*DIRECTIONS*: Please return the full listing below without altering anything.

(Figure collection entries)
# # # # # # #

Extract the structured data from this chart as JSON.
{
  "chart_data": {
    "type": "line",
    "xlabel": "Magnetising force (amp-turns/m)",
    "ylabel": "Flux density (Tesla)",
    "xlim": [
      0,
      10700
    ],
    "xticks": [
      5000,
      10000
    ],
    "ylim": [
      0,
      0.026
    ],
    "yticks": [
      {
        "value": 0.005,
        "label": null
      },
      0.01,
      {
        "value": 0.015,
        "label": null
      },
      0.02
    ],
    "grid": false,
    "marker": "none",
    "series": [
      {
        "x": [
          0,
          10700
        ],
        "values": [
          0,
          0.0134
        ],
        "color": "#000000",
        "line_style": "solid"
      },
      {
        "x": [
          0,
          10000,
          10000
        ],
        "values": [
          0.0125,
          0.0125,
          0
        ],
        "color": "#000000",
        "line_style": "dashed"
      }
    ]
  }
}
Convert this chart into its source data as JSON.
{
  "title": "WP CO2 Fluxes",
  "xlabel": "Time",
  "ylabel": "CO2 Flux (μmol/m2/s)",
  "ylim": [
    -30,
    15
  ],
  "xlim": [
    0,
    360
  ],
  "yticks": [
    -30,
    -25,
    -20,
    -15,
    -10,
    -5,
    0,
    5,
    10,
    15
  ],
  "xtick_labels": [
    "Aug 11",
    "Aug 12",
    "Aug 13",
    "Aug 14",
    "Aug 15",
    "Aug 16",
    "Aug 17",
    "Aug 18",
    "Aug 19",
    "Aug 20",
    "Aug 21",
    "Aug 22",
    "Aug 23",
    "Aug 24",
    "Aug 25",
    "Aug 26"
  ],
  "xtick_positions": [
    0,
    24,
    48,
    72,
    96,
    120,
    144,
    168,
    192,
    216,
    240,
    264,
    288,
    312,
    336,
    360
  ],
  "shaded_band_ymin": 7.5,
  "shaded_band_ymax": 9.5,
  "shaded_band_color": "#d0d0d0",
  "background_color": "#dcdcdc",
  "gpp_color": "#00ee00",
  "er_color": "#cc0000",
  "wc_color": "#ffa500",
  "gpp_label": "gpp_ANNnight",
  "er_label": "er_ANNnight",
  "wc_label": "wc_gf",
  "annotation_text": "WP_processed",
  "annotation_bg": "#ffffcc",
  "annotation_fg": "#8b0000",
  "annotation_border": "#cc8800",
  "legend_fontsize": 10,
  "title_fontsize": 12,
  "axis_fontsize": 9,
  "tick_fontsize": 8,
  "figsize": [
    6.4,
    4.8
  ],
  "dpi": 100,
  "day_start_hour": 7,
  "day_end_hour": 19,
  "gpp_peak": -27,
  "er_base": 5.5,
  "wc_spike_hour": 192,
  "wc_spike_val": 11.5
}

# # # # # # #

*WORKED SOLUTION*:
Extract the structured data from this chart as JSON.
{
  "chart_data": {
    "type": "line",
    "xlabel": "Magnetising force (amp-turns/m)",
    "ylabel": "Flux density (Tesla)",
    "xlim": [
      0,
      10700
    ],
    "xticks": [
      5000,
      10000
    ],
    "ylim": [
      0,
      0.026
    ],
    "yticks": [
      {
        "value": 0.005,
        "label": null
      },
      0.01,
      {
        "value": 0.015,
        "label": null
      },
      0.02
    ],
    "grid": false,
    "marker": "none",
    "series": [
      {
        "x": [
          0,
          10700
        ],
        "values": [
          0,
          0.0134
        ],
        "color": "#000000",
        "line_style": "solid"
      },
      {
        "x": [
          0,
          10000,
          10000
        ],
        "values": [
          0.0125,
          0.0125,
          0
        ],
        "color": "#000000",
        "line_style": "dashed"
      }
    ]
  }
}
Convert this chart into its source data as JSON.
{
  "title": "WP CO2 Fluxes",
  "xlabel": "Time",
  "ylabel": "CO2 Flux (μmol/m2/s)",
  "ylim": [
    -30,
    15
  ],
  "xlim": [
    0,
    360
  ],
  "yticks": [
    -30,
    -25,
    -20,
    -15,
    -10,
    -5,
    0,
    5,
    10,
    15
  ],
  "xtick_labels": [
    "Aug 11",
    "Aug 12",
    "Aug 13",
    "Aug 14",
    "Aug 15",
    "Aug 16",
    "Aug 17",
    "Aug 18",
    "Aug 19",
    "Aug 20",
    "Aug 21",
    "Aug 22",
    "Aug 23",
    "Aug 24",
    "Aug 25",
    "Aug 26"
  ],
  "xtick_positions": [
    0,
    24,
    48,
    72,
    96,
    120,
    144,
    168,
    192,
    216,
    240,
    264,
    288,
    312,
    336,
    360
  ],
  "shaded_band_ymin": 7.5,
  "shaded_band_ymax": 9.5,
  "shaded_band_color": "#d0d0d0",
  "background_color": "#dcdcdc",
  "gpp_color": "#00ee00",
  "er_color": "#cc0000",
  "wc_color": "#ffa500",
  "gpp_label": "gpp_ANNnight",
  "er_label": "er_ANNnight",
  "wc_label": "wc_gf",
  "annotation_text": "WP_processed",
  "annotation_bg": "#ffffcc",
  "annotation_fg": "#8b0000",
  "annotation_border": "#cc8800",
  "legend_fontsize": 10,
  "title_fontsize": 12,
  "axis_fontsize": 9,
  "tick_fontsize": 8,
  "figsize": [
    6.4,
    4.8
  ],
  "dpi": 100,
  "day_start_hour": 7,
  "day_end_hour": 19,
  "gpp_peak": -27,
  "er_base": 5.5,
  "wc_spike_hour": 192,
  "wc_spike_val": 11.5
}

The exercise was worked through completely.